Each entry below must be repeated word for word.

[start Exercise inputs]

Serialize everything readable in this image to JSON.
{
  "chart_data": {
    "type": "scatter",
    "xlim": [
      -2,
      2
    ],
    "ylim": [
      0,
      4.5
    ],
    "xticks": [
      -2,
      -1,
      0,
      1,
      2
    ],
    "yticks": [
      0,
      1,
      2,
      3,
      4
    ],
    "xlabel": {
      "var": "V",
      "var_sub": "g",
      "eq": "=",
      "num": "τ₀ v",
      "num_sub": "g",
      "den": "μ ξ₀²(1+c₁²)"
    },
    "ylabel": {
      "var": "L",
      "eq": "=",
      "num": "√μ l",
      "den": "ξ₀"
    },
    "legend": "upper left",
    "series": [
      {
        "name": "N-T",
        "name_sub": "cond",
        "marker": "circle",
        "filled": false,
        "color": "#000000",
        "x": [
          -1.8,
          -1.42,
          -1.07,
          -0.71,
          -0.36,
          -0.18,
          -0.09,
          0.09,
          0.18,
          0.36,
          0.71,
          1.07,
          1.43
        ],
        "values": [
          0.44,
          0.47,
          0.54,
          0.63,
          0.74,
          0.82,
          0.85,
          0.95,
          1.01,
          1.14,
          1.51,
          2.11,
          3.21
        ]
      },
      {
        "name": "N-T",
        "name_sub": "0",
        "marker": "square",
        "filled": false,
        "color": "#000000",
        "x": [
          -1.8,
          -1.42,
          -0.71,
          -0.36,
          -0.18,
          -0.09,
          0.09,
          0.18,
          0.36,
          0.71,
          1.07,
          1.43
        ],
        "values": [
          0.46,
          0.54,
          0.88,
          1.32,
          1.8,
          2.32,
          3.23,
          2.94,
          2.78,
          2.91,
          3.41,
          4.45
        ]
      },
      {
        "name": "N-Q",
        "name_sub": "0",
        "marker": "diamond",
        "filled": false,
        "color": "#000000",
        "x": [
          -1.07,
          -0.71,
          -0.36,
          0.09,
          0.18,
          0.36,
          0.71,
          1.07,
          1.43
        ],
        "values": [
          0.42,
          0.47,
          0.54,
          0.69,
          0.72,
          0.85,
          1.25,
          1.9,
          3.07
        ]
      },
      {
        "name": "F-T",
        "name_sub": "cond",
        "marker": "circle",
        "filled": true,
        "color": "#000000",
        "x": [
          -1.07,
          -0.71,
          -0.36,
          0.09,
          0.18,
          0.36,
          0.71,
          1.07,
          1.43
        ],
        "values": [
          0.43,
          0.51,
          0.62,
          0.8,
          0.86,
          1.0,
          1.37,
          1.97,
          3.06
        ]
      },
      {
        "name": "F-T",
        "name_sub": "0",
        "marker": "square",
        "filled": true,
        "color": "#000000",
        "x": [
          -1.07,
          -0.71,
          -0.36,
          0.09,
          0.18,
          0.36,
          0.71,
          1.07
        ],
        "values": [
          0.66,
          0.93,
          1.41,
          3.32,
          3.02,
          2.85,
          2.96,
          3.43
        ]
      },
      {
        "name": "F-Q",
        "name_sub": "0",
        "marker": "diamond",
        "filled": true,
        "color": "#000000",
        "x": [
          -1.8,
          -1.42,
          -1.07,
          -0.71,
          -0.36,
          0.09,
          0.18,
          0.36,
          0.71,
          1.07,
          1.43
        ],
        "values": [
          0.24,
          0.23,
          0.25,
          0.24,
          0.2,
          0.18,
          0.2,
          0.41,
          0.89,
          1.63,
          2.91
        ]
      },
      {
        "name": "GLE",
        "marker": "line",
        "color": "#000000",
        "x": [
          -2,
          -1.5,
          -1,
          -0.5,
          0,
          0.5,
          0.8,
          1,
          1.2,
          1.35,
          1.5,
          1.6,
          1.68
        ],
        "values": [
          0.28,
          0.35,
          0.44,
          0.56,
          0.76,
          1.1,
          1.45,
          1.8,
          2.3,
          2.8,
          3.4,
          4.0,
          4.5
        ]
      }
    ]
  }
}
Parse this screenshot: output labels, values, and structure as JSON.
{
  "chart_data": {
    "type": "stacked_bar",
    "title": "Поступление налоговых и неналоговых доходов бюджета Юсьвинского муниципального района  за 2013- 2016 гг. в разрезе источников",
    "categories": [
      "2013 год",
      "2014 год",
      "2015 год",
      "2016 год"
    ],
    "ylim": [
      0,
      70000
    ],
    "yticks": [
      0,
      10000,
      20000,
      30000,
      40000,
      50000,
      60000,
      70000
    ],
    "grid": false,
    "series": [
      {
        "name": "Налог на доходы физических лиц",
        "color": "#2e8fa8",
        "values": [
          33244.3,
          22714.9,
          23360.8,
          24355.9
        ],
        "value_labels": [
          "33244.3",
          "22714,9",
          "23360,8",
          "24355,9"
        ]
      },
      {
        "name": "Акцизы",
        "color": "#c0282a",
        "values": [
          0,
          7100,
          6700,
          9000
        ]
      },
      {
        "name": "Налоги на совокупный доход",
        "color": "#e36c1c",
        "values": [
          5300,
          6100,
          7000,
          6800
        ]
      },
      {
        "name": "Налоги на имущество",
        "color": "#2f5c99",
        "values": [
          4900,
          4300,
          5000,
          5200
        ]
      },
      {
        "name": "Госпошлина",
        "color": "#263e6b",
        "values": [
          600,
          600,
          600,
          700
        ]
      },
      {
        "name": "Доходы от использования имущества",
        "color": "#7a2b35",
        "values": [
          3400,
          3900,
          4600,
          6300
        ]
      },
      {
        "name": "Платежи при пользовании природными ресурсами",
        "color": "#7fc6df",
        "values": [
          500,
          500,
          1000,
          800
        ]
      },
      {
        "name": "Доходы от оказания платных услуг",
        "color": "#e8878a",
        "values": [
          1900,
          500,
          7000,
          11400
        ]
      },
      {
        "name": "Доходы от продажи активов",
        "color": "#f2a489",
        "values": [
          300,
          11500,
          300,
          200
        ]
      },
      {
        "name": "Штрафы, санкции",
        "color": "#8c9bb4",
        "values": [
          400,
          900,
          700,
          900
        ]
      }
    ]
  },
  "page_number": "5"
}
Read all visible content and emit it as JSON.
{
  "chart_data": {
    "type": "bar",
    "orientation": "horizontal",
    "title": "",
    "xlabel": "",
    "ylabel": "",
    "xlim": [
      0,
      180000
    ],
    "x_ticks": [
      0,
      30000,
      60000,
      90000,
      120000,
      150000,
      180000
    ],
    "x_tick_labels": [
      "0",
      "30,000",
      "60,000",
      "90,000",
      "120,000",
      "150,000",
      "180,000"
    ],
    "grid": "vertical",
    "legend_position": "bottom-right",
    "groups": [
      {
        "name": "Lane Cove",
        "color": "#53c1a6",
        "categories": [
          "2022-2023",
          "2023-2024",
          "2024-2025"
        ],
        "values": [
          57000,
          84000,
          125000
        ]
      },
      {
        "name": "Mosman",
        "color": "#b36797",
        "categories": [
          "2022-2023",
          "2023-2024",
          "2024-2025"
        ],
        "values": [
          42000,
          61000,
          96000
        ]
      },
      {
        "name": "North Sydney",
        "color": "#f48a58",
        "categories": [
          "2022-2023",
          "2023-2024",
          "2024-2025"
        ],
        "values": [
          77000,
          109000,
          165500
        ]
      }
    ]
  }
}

[end Exercise inputs]

(The answer):
Serialize everything readable in this image to JSON.
{
  "chart_data": {
    "type": "scatter",
    "xlim": [
      -2,
      2
    ],
    "ylim": [
      0,
      4.5
    ],
    "xticks": [
      -2,
      -1,
      0,
      1,
      2
    ],
    "yticks": [
      0,
      1,
      2,
      3,
      4
    ],
    "xlabel": {
      "var": "V",
      "var_sub": "g",
      "eq": "=",
      "num": "τ₀ v",
      "num_sub": "g",
      "den": "μ ξ₀²(1+c₁²)"
    },
    "ylabel": {
      "var": "L",
      "eq": "=",
      "num": "√μ l",
      "den": "ξ₀"
    },
    "legend": "upper left",
    "series": [
      {
        "name": "N-T",
        "name_sub": "cond",
        "marker": "circle",
        "filled": false,
        "color": "#000000",
        "x": [
          -1.8,
          -1.42,
          -1.07,
          -0.71,
          -0.36,
          -0.18,
          -0.09,
          0.09,
          0.18,
          0.36,
          0.71,
          1.07,
          1.43
        ],
        "values": [
          0.44,
          0.47,
          0.54,
          0.63,
          0.74,
          0.82,
          0.85,
          0.95,
          1.01,
          1.14,
          1.51,
          2.11,
          3.21
        ]
      },
      {
        "name": "N-T",
        "name_sub": "0",
        "marker": "square",
        "filled": false,
        "color": "#000000",
        "x": [
          -1.8,
          -1.42,
          -0.71,
          -0.36,
          -0.18,
          -0.09,
          0.09,
          0.18,
          0.36,
          0.71,
          1.07,
          1.43
        ],
        "values": [
          0.46,
          0.54,
          0.88,
          1.32,
          1.8,
          2.32,
          3.23,
          2.94,
          2.78,
          2.91,
          3.41,
          4.45
        ]
      },
      {
        "name": "N-Q",
        "name_sub": "0",
        "marker": "diamond",
        "filled": false,
        "color": "#000000",
        "x": [
          -1.07,
          -0.71,
          -0.36,
          0.09,
          0.18,
          0.36,
          0.71,
          1.07,
          1.43
        ],
        "values": [
          0.42,
          0.47,
          0.54,
          0.69,
          0.72,
          0.85,
          1.25,
          1.9,
          3.07
        ]
      },
      {
        "name": "F-T",
        "name_sub": "cond",
        "marker": "circle",
        "filled": true,
        "color": "#000000",
        "x": [
          -1.07,
          -0.71,
          -0.36,
          0.09,
          0.18,
          0.36,
          0.71,
          1.07,
          1.43
        ],
        "values": [
          0.43,
          0.51,
          0.62,
          0.8,
          0.86,
          1.0,
          1.37,
          1.97,
          3.06
        ]
      },
      {
        "name": "F-T",
        "name_sub": "0",
        "marker": "square",
        "filled": true,
        "color": "#000000",
        "x": [
          -1.07,
          -0.71,
          -0.36,
          0.09,
          0.18,
          0.36,
          0.71,
          1.07
        ],
        "values": [
          0.66,
          0.93,
          1.41,
          3.32,
          3.02,
          2.85,
          2.96,
          3.43
        ]
      },
      {
        "name": "F-Q",
        "name_sub": "0",
        "marker": "diamond",
        "filled": true,
        "color": "#000000",
        "x": [
          -1.8,
          -1.42,
          -1.07,
          -0.71,
          -0.36,
          0.09,
          0.18,
          0.36,
          0.71,
          1.07,
          1.43
        ],
        "values": [
          0.24,
          0.23,
          0.25,
          0.24,
          0.2,
          0.18,
          0.2,
          0.41,
          0.89,
          1.63,
          2.91
        ]
      },
      {
        "name": "GLE",
        "marker": "line",
        "color": "#000000",
        "x": [
          -2,
          -1.5,
          -1,
          -0.5,
          0,
          0.5,
          0.8,
          1,
          1.2,
          1.35,
          1.5,
          1.6,
          1.68
        ],
        "values": [
          0.28,
          0.35,
          0.44,
          0.56,
          0.76,
          1.1,
          1.45,
          1.8,
          2.3,
          2.8,
          3.4,
          4.0,
          4.5
        ]
      }
    ]
  }
}
Parse this screenshot: output labels, values, and structure as JSON.
{
  "chart_data": {
    "type": "stacked_bar",
    "title": "Поступление налоговых и неналоговых доходов бюджета Юсьвинского муниципального района  за 2013- 2016 гг. в разрезе источников",
    "categories": [
      "2013 год",
      "2014 год",
      "2015 год",
      "2016 год"
    ],
    "ylim": [
      0,
      70000
    ],
    "yticks": [
      0,
      10000,
      20000,
      30000,
      40000,
      50000,
      60000,
      70000
    ],
    "grid": false,
    "series": [
      {
        "name": "Налог на доходы физических лиц",
        "color": "#2e8fa8",
        "values": [
          33244.3,
          22714.9,
          23360.8,
          24355.9
        ],
        "value_labels": [
          "33244.3",
          "22714,9",
          "23360,8",
          "24355,9"
        ]
      },
      {
        "name": "Акцизы",
        "color": "#c0282a",
        "values": [
          0,
          7100,
          6700,
          9000
        ]
      },
      {
        "name": "Налоги на совокупный доход",
        "color": "#e36c1c",
        "values": [
          5300,
          6100,
          7000,
          6800
        ]
      },
      {
        "name": "Налоги на имущество",
        "color": "#2f5c99",
        "values": [
          4900,
          4300,
          5000,
          5200
        ]
      },
      {
        "name": "Госпошлина",
        "color": "#263e6b",
        "values": [
          600,
          600,
          600,
          700
        ]
      },
      {
        "name": "Доходы от использования имущества",
        "color": "#7a2b35",
        "values": [
          3400,
          3900,
          4600,
          6300
        ]
      },
      {
        "name": "Платежи при пользовании природными ресурсами",
        "color": "#7fc6df",
        "values": [
          500,
          500,
          1000,
          800
        ]
      },
      {
        "name": "Доходы от оказания платных услуг",
        "color": "#e8878a",
        "values": [
          1900,
          500,
          7000,
          11400
        ]
      },
      {
        "name": "Доходы от продажи активов",
        "color": "#f2a489",
        "values": [
          300,
          11500,
          300,
          200
        ]
      },
      {
        "name": "Штрафы, санкции",
        "color": "#8c9bb4",
        "values": [
          400,
          900,
          700,
          900
        ]
      }
    ]
  },
  "page_number": "5"
}
Read all visible content and emit it as JSON.
{
  "chart_data": {
    "type": "bar",
    "orientation": "horizontal",
    "title": "",
    "xlabel": "",
    "ylabel": "",
    "xlim": [
      0,
      180000
    ],
    "x_ticks": [
      0,
      30000,
      60000,
      90000,
      120000,
      150000,
      180000
    ],
    "x_tick_labels": [
      "0",
      "30,000",
      "60,000",
      "90,000",
      "120,000",
      "150,000",
      "180,000"
    ],
    "grid": "vertical",
    "legend_position": "bottom-right",
    "groups": [
      {
        "name": "Lane Cove",
        "color": "#53c1a6",
        "categories": [
          "2022-2023",
          "2023-2024",
          "2024-2025"
        ],
        "values": [
          57000,
          84000,
          125000
        ]
      },
      {
        "name": "Mosman",
        "color": "#b36797",
        "categories": [
          "2022-2023",
          "2023-2024",
          "2024-2025"
        ],
        "values": [
          42000,
          61000,
          96000
        ]
      },
      {
        "name": "North Sydney",
        "color": "#f48a58",
        "categories": [
          "2022-2023",
          "2023-2024",
          "2024-2025"
        ],
        "values": [
          77000,
          109000,
          165500
        ]
      }
    ]
  }
}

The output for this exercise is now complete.